■ Exercise description ■
List each line of the data that holds the string "SETSE".

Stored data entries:
☆ ☆ ☆ ☆ ☆ ☆ ☆

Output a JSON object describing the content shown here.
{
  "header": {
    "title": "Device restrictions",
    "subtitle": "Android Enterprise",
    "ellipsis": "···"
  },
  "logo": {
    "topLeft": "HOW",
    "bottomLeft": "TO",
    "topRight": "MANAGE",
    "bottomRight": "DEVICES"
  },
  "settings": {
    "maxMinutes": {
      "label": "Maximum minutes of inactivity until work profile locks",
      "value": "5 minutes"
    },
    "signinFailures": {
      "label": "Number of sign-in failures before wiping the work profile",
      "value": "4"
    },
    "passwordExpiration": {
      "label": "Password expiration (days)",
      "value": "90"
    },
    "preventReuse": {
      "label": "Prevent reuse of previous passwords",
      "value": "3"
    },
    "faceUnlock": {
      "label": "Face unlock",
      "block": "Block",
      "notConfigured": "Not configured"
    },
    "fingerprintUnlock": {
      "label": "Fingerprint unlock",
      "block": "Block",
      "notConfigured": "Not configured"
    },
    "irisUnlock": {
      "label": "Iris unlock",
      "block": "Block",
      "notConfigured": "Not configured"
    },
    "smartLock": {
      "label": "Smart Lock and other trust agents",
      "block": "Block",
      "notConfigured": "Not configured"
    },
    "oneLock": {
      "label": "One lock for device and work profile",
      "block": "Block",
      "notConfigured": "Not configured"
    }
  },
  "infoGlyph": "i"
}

☆ ☆ ☆ ☆ ☆ ☆ ☆

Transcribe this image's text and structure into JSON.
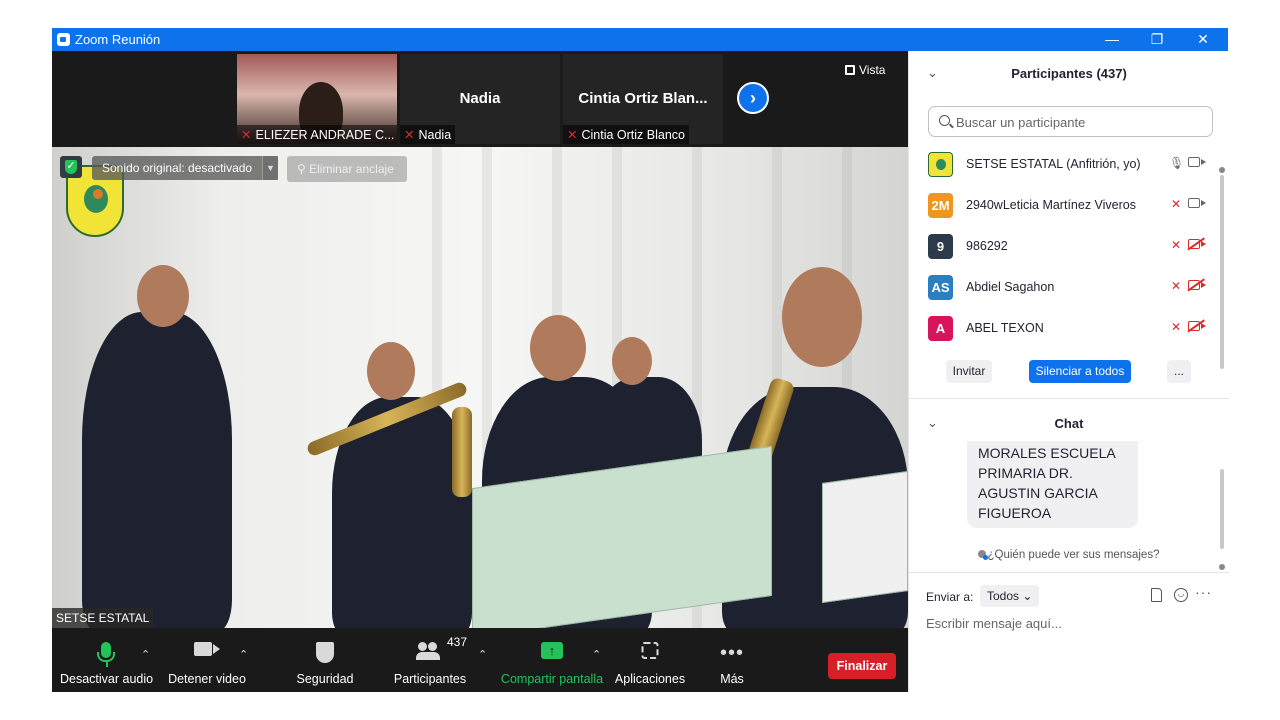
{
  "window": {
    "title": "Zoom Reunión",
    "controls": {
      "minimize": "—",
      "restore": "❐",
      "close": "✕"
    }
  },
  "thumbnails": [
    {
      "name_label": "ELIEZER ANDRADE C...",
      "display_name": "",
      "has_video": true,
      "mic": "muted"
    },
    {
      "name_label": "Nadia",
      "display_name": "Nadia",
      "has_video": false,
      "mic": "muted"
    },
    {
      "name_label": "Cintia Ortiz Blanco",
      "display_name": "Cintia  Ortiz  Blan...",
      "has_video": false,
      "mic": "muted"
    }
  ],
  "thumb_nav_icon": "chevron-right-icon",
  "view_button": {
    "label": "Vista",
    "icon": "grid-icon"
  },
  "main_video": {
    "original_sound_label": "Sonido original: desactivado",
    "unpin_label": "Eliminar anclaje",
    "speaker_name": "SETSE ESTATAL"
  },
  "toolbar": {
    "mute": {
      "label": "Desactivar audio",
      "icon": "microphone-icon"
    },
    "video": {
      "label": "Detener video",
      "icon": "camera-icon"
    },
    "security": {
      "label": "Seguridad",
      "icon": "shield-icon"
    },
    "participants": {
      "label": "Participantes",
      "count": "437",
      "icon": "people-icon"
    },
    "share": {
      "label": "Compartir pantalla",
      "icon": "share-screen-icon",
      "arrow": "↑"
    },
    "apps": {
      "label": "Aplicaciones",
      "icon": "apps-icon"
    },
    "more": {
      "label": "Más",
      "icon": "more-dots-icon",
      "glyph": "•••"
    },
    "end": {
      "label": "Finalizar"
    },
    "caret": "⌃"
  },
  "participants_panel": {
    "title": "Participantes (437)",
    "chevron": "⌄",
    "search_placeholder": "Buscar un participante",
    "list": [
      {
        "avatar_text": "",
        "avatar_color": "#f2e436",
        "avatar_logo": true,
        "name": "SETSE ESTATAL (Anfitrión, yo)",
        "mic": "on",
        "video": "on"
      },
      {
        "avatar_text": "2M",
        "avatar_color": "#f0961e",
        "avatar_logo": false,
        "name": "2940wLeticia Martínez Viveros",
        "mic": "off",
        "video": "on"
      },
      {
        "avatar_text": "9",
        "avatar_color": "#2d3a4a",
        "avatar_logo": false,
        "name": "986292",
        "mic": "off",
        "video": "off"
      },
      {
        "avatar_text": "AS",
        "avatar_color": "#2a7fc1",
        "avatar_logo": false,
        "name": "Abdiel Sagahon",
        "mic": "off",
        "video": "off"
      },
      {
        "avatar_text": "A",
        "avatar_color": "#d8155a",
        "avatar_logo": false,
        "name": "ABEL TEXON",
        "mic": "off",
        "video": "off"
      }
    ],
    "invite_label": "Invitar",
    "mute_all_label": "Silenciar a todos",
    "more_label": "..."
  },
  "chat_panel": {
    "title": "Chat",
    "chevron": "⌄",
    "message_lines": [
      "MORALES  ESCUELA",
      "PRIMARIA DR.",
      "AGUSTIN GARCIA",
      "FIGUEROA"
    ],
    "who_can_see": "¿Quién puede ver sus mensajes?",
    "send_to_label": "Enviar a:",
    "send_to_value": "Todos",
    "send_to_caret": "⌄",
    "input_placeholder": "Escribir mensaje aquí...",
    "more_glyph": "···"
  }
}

☆ ☆ ☆ ☆ ☆ ☆ ☆

■ Right answer ■
    "speaker_name": "SETSE ESTATAL"
        "name": "SETSE ESTATAL (Anfitrión, yo)",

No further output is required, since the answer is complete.